-- start of RECORDS FOR THE TASK --
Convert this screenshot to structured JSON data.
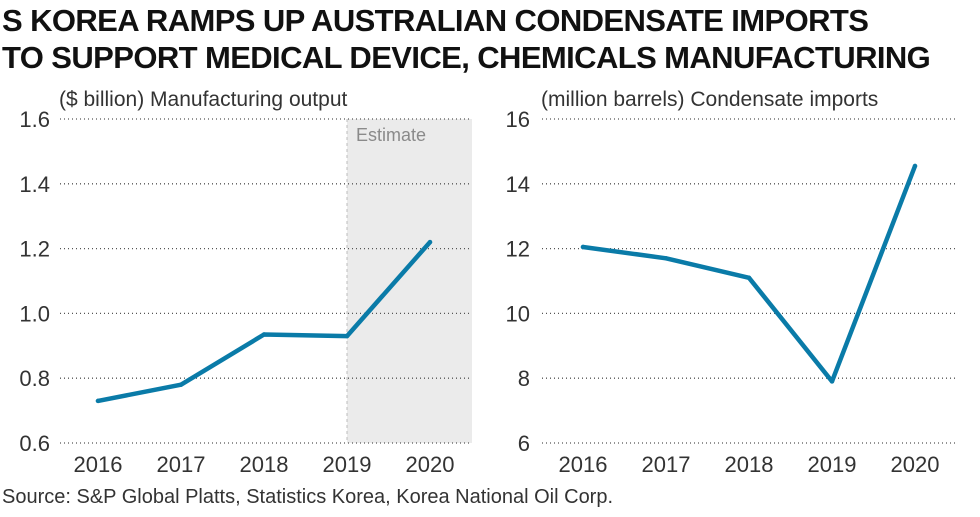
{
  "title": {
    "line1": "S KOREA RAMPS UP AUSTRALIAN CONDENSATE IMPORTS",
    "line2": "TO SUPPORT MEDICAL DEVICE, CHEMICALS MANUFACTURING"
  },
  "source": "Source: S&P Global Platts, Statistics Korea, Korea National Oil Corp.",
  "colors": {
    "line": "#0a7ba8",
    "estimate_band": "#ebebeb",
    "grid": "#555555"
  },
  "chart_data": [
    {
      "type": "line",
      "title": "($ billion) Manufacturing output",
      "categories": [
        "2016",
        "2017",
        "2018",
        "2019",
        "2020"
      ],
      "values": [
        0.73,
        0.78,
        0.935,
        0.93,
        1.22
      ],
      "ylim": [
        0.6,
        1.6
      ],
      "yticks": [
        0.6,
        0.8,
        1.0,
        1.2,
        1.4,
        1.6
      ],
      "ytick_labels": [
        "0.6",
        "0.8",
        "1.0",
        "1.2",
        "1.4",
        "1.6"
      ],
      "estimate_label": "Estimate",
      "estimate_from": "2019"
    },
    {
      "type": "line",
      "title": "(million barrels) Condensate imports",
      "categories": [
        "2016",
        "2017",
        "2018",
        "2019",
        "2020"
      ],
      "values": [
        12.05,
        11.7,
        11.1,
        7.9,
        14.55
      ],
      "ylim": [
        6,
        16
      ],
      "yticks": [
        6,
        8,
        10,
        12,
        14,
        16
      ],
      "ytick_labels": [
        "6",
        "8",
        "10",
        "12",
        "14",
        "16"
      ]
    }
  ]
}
-- end of RECORDS FOR THE TASK --
• _PROBLEM REQUIREMENTS_
Drop the pictures and reproduce the rest of the entries above exactly.

• _THE RESPONSE_
Convert this screenshot to structured JSON data.
{
  "title": {
    "line1": "S KOREA RAMPS UP AUSTRALIAN CONDENSATE IMPORTS",
    "line2": "TO SUPPORT MEDICAL DEVICE, CHEMICALS MANUFACTURING"
  },
  "source": "Source: S&P Global Platts, Statistics Korea, Korea National Oil Corp.",
  "colors": {
    "line": "#0a7ba8",
    "estimate_band": "#ebebeb",
    "grid": "#555555"
  },
  "chart_data": [
    {
      "type": "line",
      "title": "($ billion) Manufacturing output",
      "categories": [
        "2016",
        "2017",
        "2018",
        "2019",
        "2020"
      ],
      "values": [
        0.73,
        0.78,
        0.935,
        0.93,
        1.22
      ],
      "ylim": [
        0.6,
        1.6
      ],
      "yticks": [
        0.6,
        0.8,
        1.0,
        1.2,
        1.4,
        1.6
      ],
      "ytick_labels": [
        "0.6",
        "0.8",
        "1.0",
        "1.2",
        "1.4",
        "1.6"
      ],
      "estimate_label": "Estimate",
      "estimate_from": "2019"
    },
    {
      "type": "line",
      "title": "(million barrels) Condensate imports",
      "categories": [
        "2016",
        "2017",
        "2018",
        "2019",
        "2020"
      ],
      "values": [
        12.05,
        11.7,
        11.1,
        7.9,
        14.55
      ],
      "ylim": [
        6,
        16
      ],
      "yticks": [
        6,
        8,
        10,
        12,
        14,
        16
      ],
      "ytick_labels": [
        "6",
        "8",
        "10",
        "12",
        "14",
        "16"
      ]
    }
  ]
}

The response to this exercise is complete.